== INSTRUCTION ==
The records below should be written out again, exactly.

== Structured figure records ==

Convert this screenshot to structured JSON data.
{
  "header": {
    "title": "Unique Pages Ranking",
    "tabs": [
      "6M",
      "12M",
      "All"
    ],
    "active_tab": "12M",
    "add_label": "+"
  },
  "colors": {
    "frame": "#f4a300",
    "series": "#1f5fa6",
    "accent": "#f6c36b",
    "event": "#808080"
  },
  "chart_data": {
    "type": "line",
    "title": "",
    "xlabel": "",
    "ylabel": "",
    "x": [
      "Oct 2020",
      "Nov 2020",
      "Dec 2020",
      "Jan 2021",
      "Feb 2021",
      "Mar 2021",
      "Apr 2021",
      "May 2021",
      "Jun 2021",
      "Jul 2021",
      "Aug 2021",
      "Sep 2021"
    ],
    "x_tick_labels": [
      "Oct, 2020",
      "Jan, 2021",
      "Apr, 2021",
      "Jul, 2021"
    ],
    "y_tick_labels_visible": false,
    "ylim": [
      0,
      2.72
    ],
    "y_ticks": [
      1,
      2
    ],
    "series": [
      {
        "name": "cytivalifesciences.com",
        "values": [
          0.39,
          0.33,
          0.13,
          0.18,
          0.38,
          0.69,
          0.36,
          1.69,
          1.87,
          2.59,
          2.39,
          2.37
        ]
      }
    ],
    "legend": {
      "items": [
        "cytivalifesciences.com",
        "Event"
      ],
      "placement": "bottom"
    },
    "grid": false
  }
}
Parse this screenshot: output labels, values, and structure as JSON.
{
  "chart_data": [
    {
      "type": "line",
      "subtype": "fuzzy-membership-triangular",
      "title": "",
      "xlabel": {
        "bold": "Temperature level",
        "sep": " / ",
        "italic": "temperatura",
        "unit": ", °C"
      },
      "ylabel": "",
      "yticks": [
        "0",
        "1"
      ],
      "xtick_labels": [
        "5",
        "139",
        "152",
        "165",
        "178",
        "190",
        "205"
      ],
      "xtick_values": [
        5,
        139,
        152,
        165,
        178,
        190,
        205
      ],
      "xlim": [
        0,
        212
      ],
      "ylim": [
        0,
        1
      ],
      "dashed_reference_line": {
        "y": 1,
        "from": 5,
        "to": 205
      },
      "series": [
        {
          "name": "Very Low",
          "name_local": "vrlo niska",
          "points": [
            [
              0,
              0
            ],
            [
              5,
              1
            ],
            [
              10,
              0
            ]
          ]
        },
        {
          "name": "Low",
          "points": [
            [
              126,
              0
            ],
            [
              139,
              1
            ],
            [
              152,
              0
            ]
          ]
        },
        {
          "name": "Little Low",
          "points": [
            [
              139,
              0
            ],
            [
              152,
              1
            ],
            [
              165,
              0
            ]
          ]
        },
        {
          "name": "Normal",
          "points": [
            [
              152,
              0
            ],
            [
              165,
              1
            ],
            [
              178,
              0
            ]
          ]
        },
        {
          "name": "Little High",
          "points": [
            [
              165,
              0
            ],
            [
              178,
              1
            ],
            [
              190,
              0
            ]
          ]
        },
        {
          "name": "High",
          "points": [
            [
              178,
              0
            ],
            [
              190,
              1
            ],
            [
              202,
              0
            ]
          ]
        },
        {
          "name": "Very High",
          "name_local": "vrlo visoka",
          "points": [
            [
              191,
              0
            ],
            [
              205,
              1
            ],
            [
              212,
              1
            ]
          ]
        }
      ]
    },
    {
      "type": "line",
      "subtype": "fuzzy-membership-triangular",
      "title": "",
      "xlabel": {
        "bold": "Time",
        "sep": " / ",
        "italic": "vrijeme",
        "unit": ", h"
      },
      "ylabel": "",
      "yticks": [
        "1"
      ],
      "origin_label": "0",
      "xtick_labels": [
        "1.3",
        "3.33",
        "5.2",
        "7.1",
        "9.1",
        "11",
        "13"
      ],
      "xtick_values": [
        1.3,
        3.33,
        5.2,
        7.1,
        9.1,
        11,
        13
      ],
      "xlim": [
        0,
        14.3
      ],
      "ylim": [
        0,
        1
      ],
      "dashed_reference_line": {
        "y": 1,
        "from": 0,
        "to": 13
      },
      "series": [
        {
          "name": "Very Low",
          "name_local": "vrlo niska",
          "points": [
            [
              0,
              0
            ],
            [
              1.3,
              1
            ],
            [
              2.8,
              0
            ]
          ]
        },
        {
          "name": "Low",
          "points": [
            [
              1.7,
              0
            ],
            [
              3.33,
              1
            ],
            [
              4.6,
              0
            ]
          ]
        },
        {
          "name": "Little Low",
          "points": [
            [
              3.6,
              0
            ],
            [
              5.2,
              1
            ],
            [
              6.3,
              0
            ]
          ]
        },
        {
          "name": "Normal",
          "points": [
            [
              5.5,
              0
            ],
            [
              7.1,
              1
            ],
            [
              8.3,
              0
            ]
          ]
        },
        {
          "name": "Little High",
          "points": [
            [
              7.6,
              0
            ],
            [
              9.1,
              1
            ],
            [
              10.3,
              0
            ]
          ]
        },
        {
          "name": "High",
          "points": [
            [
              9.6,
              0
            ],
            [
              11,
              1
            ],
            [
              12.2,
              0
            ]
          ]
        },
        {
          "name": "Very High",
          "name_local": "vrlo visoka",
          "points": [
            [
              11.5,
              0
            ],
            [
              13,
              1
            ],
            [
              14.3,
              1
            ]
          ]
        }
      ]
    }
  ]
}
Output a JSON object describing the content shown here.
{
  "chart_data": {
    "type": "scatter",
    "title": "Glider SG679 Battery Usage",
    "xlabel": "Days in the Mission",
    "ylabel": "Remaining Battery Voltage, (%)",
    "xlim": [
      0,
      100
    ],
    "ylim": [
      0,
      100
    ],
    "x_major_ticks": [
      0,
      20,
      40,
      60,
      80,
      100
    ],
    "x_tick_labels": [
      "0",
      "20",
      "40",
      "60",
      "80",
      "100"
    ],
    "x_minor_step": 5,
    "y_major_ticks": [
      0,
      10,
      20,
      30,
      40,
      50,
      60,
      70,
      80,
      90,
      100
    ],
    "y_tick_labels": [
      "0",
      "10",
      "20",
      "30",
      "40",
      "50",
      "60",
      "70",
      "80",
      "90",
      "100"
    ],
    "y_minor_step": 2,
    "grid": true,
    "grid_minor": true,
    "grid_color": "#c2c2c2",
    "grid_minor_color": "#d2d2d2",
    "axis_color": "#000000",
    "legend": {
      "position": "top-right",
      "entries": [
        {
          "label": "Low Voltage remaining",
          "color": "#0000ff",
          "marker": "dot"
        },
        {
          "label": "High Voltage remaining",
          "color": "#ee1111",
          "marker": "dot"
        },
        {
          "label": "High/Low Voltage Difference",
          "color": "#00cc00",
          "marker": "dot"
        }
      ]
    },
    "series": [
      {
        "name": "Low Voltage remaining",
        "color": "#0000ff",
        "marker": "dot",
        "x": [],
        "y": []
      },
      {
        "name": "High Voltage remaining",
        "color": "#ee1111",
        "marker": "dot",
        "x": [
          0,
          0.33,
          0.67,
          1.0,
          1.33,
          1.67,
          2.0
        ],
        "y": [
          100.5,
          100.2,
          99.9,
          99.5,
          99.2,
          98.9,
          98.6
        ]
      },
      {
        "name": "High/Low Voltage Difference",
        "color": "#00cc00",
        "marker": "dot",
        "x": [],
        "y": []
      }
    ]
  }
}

== SOLVED EXERCISE ==
Convert this screenshot to structured JSON data.
{
  "header": {
    "title": "Unique Pages Ranking",
    "tabs": [
      "6M",
      "12M",
      "All"
    ],
    "active_tab": "12M",
    "add_label": "+"
  },
  "colors": {
    "frame": "#f4a300",
    "series": "#1f5fa6",
    "accent": "#f6c36b",
    "event": "#808080"
  },
  "chart_data": {
    "type": "line",
    "title": "",
    "xlabel": "",
    "ylabel": "",
    "x": [
      "Oct 2020",
      "Nov 2020",
      "Dec 2020",
      "Jan 2021",
      "Feb 2021",
      "Mar 2021",
      "Apr 2021",
      "May 2021",
      "Jun 2021",
      "Jul 2021",
      "Aug 2021",
      "Sep 2021"
    ],
    "x_tick_labels": [
      "Oct, 2020",
      "Jan, 2021",
      "Apr, 2021",
      "Jul, 2021"
    ],
    "y_tick_labels_visible": false,
    "ylim": [
      0,
      2.72
    ],
    "y_ticks": [
      1,
      2
    ],
    "series": [
      {
        "name": "cytivalifesciences.com",
        "values": [
          0.39,
          0.33,
          0.13,
          0.18,
          0.38,
          0.69,
          0.36,
          1.69,
          1.87,
          2.59,
          2.39,
          2.37
        ]
      }
    ],
    "legend": {
      "items": [
        "cytivalifesciences.com",
        "Event"
      ],
      "placement": "bottom"
    },
    "grid": false
  }
}
Parse this screenshot: output labels, values, and structure as JSON.
{
  "chart_data": [
    {
      "type": "line",
      "subtype": "fuzzy-membership-triangular",
      "title": "",
      "xlabel": {
        "bold": "Temperature level",
        "sep": " / ",
        "italic": "temperatura",
        "unit": ", °C"
      },
      "ylabel": "",
      "yticks": [
        "0",
        "1"
      ],
      "xtick_labels": [
        "5",
        "139",
        "152",
        "165",
        "178",
        "190",
        "205"
      ],
      "xtick_values": [
        5,
        139,
        152,
        165,
        178,
        190,
        205
      ],
      "xlim": [
        0,
        212
      ],
      "ylim": [
        0,
        1
      ],
      "dashed_reference_line": {
        "y": 1,
        "from": 5,
        "to": 205
      },
      "series": [
        {
          "name": "Very Low",
          "name_local": "vrlo niska",
          "points": [
            [
              0,
              0
            ],
            [
              5,
              1
            ],
            [
              10,
              0
            ]
          ]
        },
        {
          "name": "Low",
          "points": [
            [
              126,
              0
            ],
            [
              139,
              1
            ],
            [
              152,
              0
            ]
          ]
        },
        {
          "name": "Little Low",
          "points": [
            [
              139,
              0
            ],
            [
              152,
              1
            ],
            [
              165,
              0
            ]
          ]
        },
        {
          "name": "Normal",
          "points": [
            [
              152,
              0
            ],
            [
              165,
              1
            ],
            [
              178,
              0
            ]
          ]
        },
        {
          "name": "Little High",
          "points": [
            [
              165,
              0
            ],
            [
              178,
              1
            ],
            [
              190,
              0
            ]
          ]
        },
        {
          "name": "High",
          "points": [
            [
              178,
              0
            ],
            [
              190,
              1
            ],
            [
              202,
              0
            ]
          ]
        },
        {
          "name": "Very High",
          "name_local": "vrlo visoka",
          "points": [
            [
              191,
              0
            ],
            [
              205,
              1
            ],
            [
              212,
              1
            ]
          ]
        }
      ]
    },
    {
      "type": "line",
      "subtype": "fuzzy-membership-triangular",
      "title": "",
      "xlabel": {
        "bold": "Time",
        "sep": " / ",
        "italic": "vrijeme",
        "unit": ", h"
      },
      "ylabel": "",
      "yticks": [
        "1"
      ],
      "origin_label": "0",
      "xtick_labels": [
        "1.3",
        "3.33",
        "5.2",
        "7.1",
        "9.1",
        "11",
        "13"
      ],
      "xtick_values": [
        1.3,
        3.33,
        5.2,
        7.1,
        9.1,
        11,
        13
      ],
      "xlim": [
        0,
        14.3
      ],
      "ylim": [
        0,
        1
      ],
      "dashed_reference_line": {
        "y": 1,
        "from": 0,
        "to": 13
      },
      "series": [
        {
          "name": "Very Low",
          "name_local": "vrlo niska",
          "points": [
            [
              0,
              0
            ],
            [
              1.3,
              1
            ],
            [
              2.8,
              0
            ]
          ]
        },
        {
          "name": "Low",
          "points": [
            [
              1.7,
              0
            ],
            [
              3.33,
              1
            ],
            [
              4.6,
              0
            ]
          ]
        },
        {
          "name": "Little Low",
          "points": [
            [
              3.6,
              0
            ],
            [
              5.2,
              1
            ],
            [
              6.3,
              0
            ]
          ]
        },
        {
          "name": "Normal",
          "points": [
            [
              5.5,
              0
            ],
            [
              7.1,
              1
            ],
            [
              8.3,
              0
            ]
          ]
        },
        {
          "name": "Little High",
          "points": [
            [
              7.6,
              0
            ],
            [
              9.1,
              1
            ],
            [
              10.3,
              0
            ]
          ]
        },
        {
          "name": "High",
          "points": [
            [
              9.6,
              0
            ],
            [
              11,
              1
            ],
            [
              12.2,
              0
            ]
          ]
        },
        {
          "name": "Very High",
          "name_local": "vrlo visoka",
          "points": [
            [
              11.5,
              0
            ],
            [
              13,
              1
            ],
            [
              14.3,
              1
            ]
          ]
        }
      ]
    }
  ]
}
Output a JSON object describing the content shown here.
{
  "chart_data": {
    "type": "scatter",
    "title": "Glider SG679 Battery Usage",
    "xlabel": "Days in the Mission",
    "ylabel": "Remaining Battery Voltage, (%)",
    "xlim": [
      0,
      100
    ],
    "ylim": [
      0,
      100
    ],
    "x_major_ticks": [
      0,
      20,
      40,
      60,
      80,
      100
    ],
    "x_tick_labels": [
      "0",
      "20",
      "40",
      "60",
      "80",
      "100"
    ],
    "x_minor_step": 5,
    "y_major_ticks": [
      0,
      10,
      20,
      30,
      40,
      50,
      60,
      70,
      80,
      90,
      100
    ],
    "y_tick_labels": [
      "0",
      "10",
      "20",
      "30",
      "40",
      "50",
      "60",
      "70",
      "80",
      "90",
      "100"
    ],
    "y_minor_step": 2,
    "grid": true,
    "grid_minor": true,
    "grid_color": "#c2c2c2",
    "grid_minor_color": "#d2d2d2",
    "axis_color": "#000000",
    "legend": {
      "position": "top-right",
      "entries": [
        {
          "label": "Low Voltage remaining",
          "color": "#0000ff",
          "marker": "dot"
        },
        {
          "label": "High Voltage remaining",
          "color": "#ee1111",
          "marker": "dot"
        },
        {
          "label": "High/Low Voltage Difference",
          "color": "#00cc00",
          "marker": "dot"
        }
      ]
    },
    "series": [
      {
        "name": "Low Voltage remaining",
        "color": "#0000ff",
        "marker": "dot",
        "x": [],
        "y": []
      },
      {
        "name": "High Voltage remaining",
        "color": "#ee1111",
        "marker": "dot",
        "x": [
          0,
          0.33,
          0.67,
          1.0,
          1.33,
          1.67,
          2.0
        ],
        "y": [
          100.5,
          100.2,
          99.9,
          99.5,
          99.2,
          98.9,
          98.6
        ]
      },
      {
        "name": "High/Low Voltage Difference",
        "color": "#00cc00",
        "marker": "dot",
        "x": [],
        "y": []
      }
    ]
  }
}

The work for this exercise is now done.